Running Apache Spark (PySpark) jobs locally
Apache Spark is not among the most lightweight of solutions, so it’s only natural that there is a whole number of hosted solutions. AWS EMR, SageMaker, Glue, Databricks etc. While these services abstract out a lot of the moving parts, they introduce a rather clunky workflow with a slow feedback loop. In short, it’s not quite like developing locally, so I want to talk about enabling that.
Now, as long as you have Java and Python installed, you’re almost all set. At this point you can python3 -m pip install pyspark
, be it in a virtual env or globally (the former is usually preferred, but it’s up to your setup). Spark is neatly packaged with all the JARs included in the Python package, so there’s nothing else to install.
When working in Spark, you get a global variable spark
that enables you to read in data, create dataframes etc. This variable is usually conjured out of thin air in hosted solutions, so we’ll have to create it ourselves.

——————————

Request –
Name every hosted solution for Spark that the text on running PySpark jobs locally lists above.

Source excerpt –

——————————

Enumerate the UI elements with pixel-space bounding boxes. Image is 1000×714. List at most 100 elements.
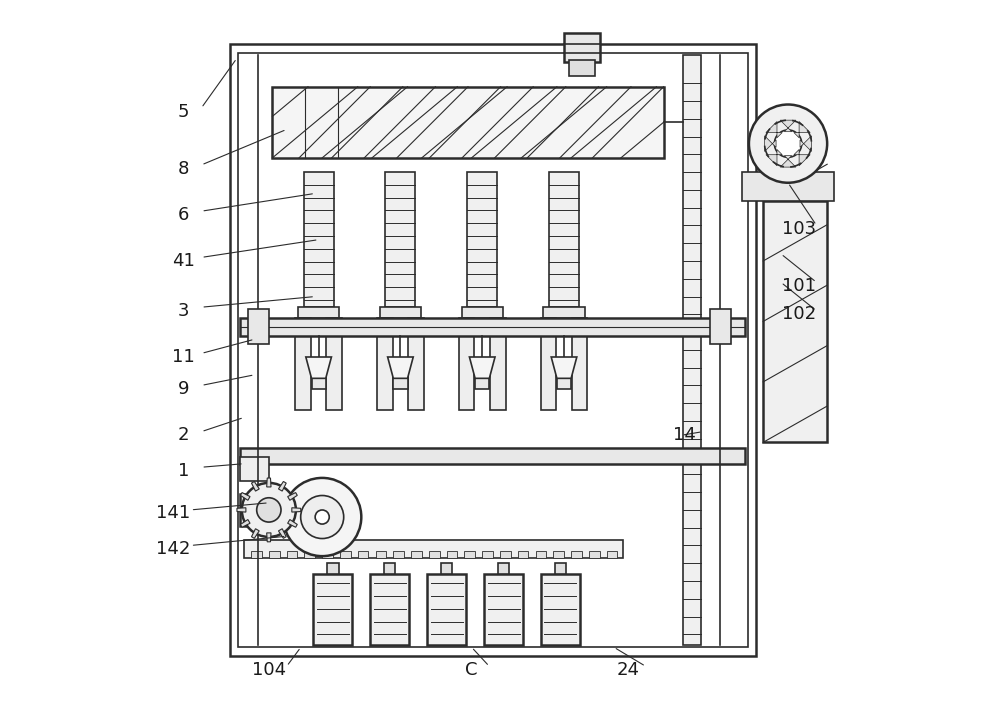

——————————

The solution –
AWS EMR, SageMaker, Glue, Databricks